__Stated goal__. Please write the listing below out again exactly, leaving every picture behind.

Stored data
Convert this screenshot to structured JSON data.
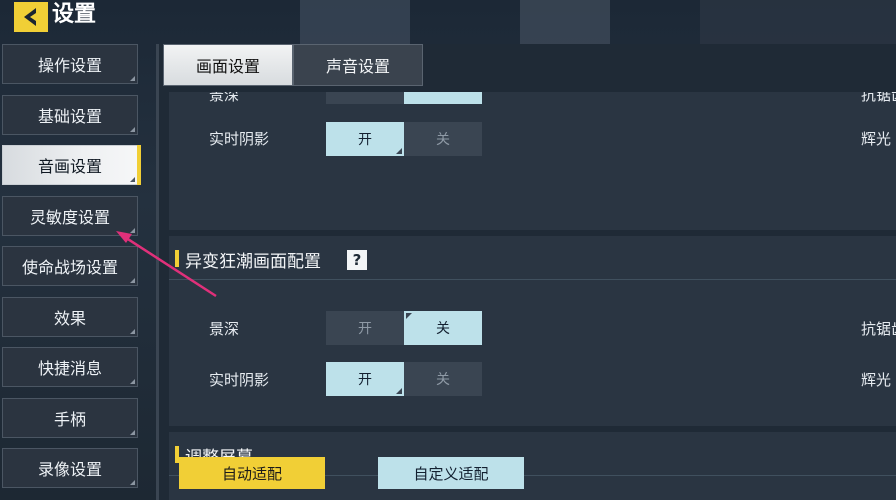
{
  "header": {
    "title": "设置"
  },
  "sidebar": {
    "items": [
      {
        "label": "操作设置"
      },
      {
        "label": "基础设置"
      },
      {
        "label": "音画设置"
      },
      {
        "label": "灵敏度设置"
      },
      {
        "label": "使命战场设置"
      },
      {
        "label": "效果"
      },
      {
        "label": "快捷消息"
      },
      {
        "label": "手柄"
      },
      {
        "label": "录像设置"
      }
    ],
    "active_index": 2
  },
  "tabs": [
    {
      "label": "画面设置",
      "active": true
    },
    {
      "label": "声音设置",
      "active": false
    }
  ],
  "top_section": {
    "partial_label": "景深",
    "partial_right": "抗锯齿",
    "rows": [
      {
        "label": "实时阴影",
        "on_label": "开",
        "off_label": "关",
        "value": "开",
        "right_label": "辉光"
      }
    ]
  },
  "mutation_section": {
    "title": "异变狂潮画面配置",
    "help": "?",
    "rows": [
      {
        "label": "景深",
        "on_label": "开",
        "off_label": "关",
        "value": "关",
        "right_label": "抗锯齿"
      },
      {
        "label": "实时阴影",
        "on_label": "开",
        "off_label": "关",
        "value": "开",
        "right_label": "辉光"
      }
    ]
  },
  "screen_section": {
    "title": "调整屏幕",
    "auto_label": "自动适配",
    "custom_label": "自定义适配"
  },
  "colors": {
    "accent": "#f1cf36",
    "toggle_on": "#bde1ea",
    "annotation_arrow": "#e0307a"
  }
}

__Exercise solution__.
Convert this screenshot to structured JSON data.
{
  "header": {
    "title": "设置"
  },
  "sidebar": {
    "items": [
      {
        "label": "操作设置"
      },
      {
        "label": "基础设置"
      },
      {
        "label": "音画设置"
      },
      {
        "label": "灵敏度设置"
      },
      {
        "label": "使命战场设置"
      },
      {
        "label": "效果"
      },
      {
        "label": "快捷消息"
      },
      {
        "label": "手柄"
      },
      {
        "label": "录像设置"
      }
    ],
    "active_index": 2
  },
  "tabs": [
    {
      "label": "画面设置",
      "active": true
    },
    {
      "label": "声音设置",
      "active": false
    }
  ],
  "top_section": {
    "partial_label": "景深",
    "partial_right": "抗锯齿",
    "rows": [
      {
        "label": "实时阴影",
        "on_label": "开",
        "off_label": "关",
        "value": "开",
        "right_label": "辉光"
      }
    ]
  },
  "mutation_section": {
    "title": "异变狂潮画面配置",
    "help": "?",
    "rows": [
      {
        "label": "景深",
        "on_label": "开",
        "off_label": "关",
        "value": "关",
        "right_label": "抗锯齿"
      },
      {
        "label": "实时阴影",
        "on_label": "开",
        "off_label": "关",
        "value": "开",
        "right_label": "辉光"
      }
    ]
  },
  "screen_section": {
    "title": "调整屏幕",
    "auto_label": "自动适配",
    "custom_label": "自定义适配"
  },
  "colors": {
    "accent": "#f1cf36",
    "toggle_on": "#bde1ea",
    "annotation_arrow": "#e0307a"
  }
}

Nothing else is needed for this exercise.